Saved data entries:
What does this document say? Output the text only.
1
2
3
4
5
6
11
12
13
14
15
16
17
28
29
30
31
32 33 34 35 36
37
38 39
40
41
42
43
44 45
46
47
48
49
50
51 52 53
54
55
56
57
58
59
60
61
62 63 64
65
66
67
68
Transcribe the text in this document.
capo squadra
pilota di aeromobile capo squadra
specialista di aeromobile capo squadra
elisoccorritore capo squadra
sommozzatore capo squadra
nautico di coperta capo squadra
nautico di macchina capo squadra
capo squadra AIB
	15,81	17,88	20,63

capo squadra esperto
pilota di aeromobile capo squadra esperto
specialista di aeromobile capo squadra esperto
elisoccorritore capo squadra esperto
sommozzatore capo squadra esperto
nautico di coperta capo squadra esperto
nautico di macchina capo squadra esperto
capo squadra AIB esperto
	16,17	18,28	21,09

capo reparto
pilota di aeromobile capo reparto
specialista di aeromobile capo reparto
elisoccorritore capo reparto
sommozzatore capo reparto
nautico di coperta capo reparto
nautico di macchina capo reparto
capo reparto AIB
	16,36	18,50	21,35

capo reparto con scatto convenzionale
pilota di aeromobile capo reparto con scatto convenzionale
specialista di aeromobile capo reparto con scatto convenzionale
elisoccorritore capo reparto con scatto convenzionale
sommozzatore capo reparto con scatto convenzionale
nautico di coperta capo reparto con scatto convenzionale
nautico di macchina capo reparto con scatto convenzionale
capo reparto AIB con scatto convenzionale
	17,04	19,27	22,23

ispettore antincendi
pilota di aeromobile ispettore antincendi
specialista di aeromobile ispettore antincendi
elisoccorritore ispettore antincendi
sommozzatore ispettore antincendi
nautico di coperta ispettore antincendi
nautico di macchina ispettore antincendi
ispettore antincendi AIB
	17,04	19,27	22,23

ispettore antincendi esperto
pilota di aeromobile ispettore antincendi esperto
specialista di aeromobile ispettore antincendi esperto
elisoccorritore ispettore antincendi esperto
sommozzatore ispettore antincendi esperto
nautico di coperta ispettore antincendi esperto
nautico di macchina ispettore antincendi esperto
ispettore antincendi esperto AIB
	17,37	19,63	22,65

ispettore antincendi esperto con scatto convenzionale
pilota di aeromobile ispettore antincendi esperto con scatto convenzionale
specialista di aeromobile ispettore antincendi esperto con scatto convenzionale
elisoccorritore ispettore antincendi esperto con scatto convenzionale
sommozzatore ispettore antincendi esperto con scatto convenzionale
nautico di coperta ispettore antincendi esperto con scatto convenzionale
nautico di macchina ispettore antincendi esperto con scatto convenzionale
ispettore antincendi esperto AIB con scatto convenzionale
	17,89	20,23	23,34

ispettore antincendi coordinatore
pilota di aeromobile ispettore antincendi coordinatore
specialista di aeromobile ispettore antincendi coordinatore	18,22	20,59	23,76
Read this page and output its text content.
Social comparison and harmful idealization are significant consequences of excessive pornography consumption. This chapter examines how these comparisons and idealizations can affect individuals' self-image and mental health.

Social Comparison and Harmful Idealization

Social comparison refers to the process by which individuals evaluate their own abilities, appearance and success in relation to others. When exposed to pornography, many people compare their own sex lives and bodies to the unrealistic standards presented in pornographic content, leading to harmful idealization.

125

Exercise objective. The records above should all be quoted exactly, please.

Problem solution.
What does this document say? Output the text only.
1
2
3
4
5
6
11
12
13
14
15
16
17
28
29
30
31
32 33 34 35 36
37
38 39
40
41
42
43
44 45
46
47
48
49
50
51 52 53
54
55
56
57
58
59
60
61
62 63 64
65
66
67
68
Transcribe the text in this document.
capo squadra
pilota di aeromobile capo squadra
specialista di aeromobile capo squadra
elisoccorritore capo squadra
sommozzatore capo squadra
nautico di coperta capo squadra
nautico di macchina capo squadra
capo squadra AIB
	15,81	17,88	20,63

capo squadra esperto
pilota di aeromobile capo squadra esperto
specialista di aeromobile capo squadra esperto
elisoccorritore capo squadra esperto
sommozzatore capo squadra esperto
nautico di coperta capo squadra esperto
nautico di macchina capo squadra esperto
capo squadra AIB esperto
	16,17	18,28	21,09

capo reparto
pilota di aeromobile capo reparto
specialista di aeromobile capo reparto
elisoccorritore capo reparto
sommozzatore capo reparto
nautico di coperta capo reparto
nautico di macchina capo reparto
capo reparto AIB
	16,36	18,50	21,35

capo reparto con scatto convenzionale
pilota di aeromobile capo reparto con scatto convenzionale
specialista di aeromobile capo reparto con scatto convenzionale
elisoccorritore capo reparto con scatto convenzionale
sommozzatore capo reparto con scatto convenzionale
nautico di coperta capo reparto con scatto convenzionale
nautico di macchina capo reparto con scatto convenzionale
capo reparto AIB con scatto convenzionale
	17,04	19,27	22,23

ispettore antincendi
pilota di aeromobile ispettore antincendi
specialista di aeromobile ispettore antincendi
elisoccorritore ispettore antincendi
sommozzatore ispettore antincendi
nautico di coperta ispettore antincendi
nautico di macchina ispettore antincendi
ispettore antincendi AIB
	17,04	19,27	22,23

ispettore antincendi esperto
pilota di aeromobile ispettore antincendi esperto
specialista di aeromobile ispettore antincendi esperto
elisoccorritore ispettore antincendi esperto
sommozzatore ispettore antincendi esperto
nautico di coperta ispettore antincendi esperto
nautico di macchina ispettore antincendi esperto
ispettore antincendi esperto AIB
	17,37	19,63	22,65

ispettore antincendi esperto con scatto convenzionale
pilota di aeromobile ispettore antincendi esperto con scatto convenzionale
specialista di aeromobile ispettore antincendi esperto con scatto convenzionale
elisoccorritore ispettore antincendi esperto con scatto convenzionale
sommozzatore ispettore antincendi esperto con scatto convenzionale
nautico di coperta ispettore antincendi esperto con scatto convenzionale
nautico di macchina ispettore antincendi esperto con scatto convenzionale
ispettore antincendi esperto AIB con scatto convenzionale
	17,89	20,23	23,34

ispettore antincendi coordinatore
pilota di aeromobile ispettore antincendi coordinatore
specialista di aeromobile ispettore antincendi coordinatore	18,22	20,59	23,76
Read this page and output its text content.
Social comparison and harmful idealization are significant consequences of excessive pornography consumption. This chapter examines how these comparisons and idealizations can affect individuals' self-image and mental health.

Social Comparison and Harmful Idealization

Social comparison refers to the process by which individuals evaluate their own abilities, appearance and success in relation to others. When exposed to pornography, many people compare their own sex lives and bodies to the unrealistic standards presented in pornographic content, leading to harmful idealization.

125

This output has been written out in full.